**WRITTEN TASK:**
Set down each entry from the block beneath, exactly as written.

--- Start ---

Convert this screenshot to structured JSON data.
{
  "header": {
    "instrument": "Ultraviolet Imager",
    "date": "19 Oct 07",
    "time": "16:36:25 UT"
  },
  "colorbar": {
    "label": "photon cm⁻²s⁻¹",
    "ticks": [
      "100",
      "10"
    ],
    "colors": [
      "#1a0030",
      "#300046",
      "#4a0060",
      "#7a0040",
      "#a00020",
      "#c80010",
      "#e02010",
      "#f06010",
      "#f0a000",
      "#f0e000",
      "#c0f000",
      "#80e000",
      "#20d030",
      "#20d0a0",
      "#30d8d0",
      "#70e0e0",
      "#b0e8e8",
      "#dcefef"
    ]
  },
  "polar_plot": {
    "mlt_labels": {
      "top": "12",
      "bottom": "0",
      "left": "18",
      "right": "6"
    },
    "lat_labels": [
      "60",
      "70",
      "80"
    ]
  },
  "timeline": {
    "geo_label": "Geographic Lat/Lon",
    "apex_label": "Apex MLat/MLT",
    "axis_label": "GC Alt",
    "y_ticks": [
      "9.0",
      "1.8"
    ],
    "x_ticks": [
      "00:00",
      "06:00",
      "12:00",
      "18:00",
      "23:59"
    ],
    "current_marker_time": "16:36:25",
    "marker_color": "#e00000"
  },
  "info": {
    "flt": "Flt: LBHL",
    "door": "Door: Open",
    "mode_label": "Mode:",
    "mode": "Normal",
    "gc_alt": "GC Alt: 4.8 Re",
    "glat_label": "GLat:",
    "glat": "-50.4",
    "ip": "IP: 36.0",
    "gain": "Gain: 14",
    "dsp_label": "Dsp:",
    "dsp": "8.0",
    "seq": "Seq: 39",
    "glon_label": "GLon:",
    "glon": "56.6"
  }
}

--- End ---

**TASK OUTPUT:**
Convert this screenshot to structured JSON data.
{
  "header": {
    "instrument": "Ultraviolet Imager",
    "date": "19 Oct 07",
    "time": "16:36:25 UT"
  },
  "colorbar": {
    "label": "photon cm⁻²s⁻¹",
    "ticks": [
      "100",
      "10"
    ],
    "colors": [
      "#1a0030",
      "#300046",
      "#4a0060",
      "#7a0040",
      "#a00020",
      "#c80010",
      "#e02010",
      "#f06010",
      "#f0a000",
      "#f0e000",
      "#c0f000",
      "#80e000",
      "#20d030",
      "#20d0a0",
      "#30d8d0",
      "#70e0e0",
      "#b0e8e8",
      "#dcefef"
    ]
  },
  "polar_plot": {
    "mlt_labels": {
      "top": "12",
      "bottom": "0",
      "left": "18",
      "right": "6"
    },
    "lat_labels": [
      "60",
      "70",
      "80"
    ]
  },
  "timeline": {
    "geo_label": "Geographic Lat/Lon",
    "apex_label": "Apex MLat/MLT",
    "axis_label": "GC Alt",
    "y_ticks": [
      "9.0",
      "1.8"
    ],
    "x_ticks": [
      "00:00",
      "06:00",
      "12:00",
      "18:00",
      "23:59"
    ],
    "current_marker_time": "16:36:25",
    "marker_color": "#e00000"
  },
  "info": {
    "flt": "Flt: LBHL",
    "door": "Door: Open",
    "mode_label": "Mode:",
    "mode": "Normal",
    "gc_alt": "GC Alt: 4.8 Re",
    "glat_label": "GLat:",
    "glat": "-50.4",
    "ip": "IP: 36.0",
    "gain": "Gain: 14",
    "dsp_label": "Dsp:",
    "dsp": "8.0",
    "seq": "Seq: 39",
    "glon_label": "GLon:",
    "glon": "56.6"
  }
}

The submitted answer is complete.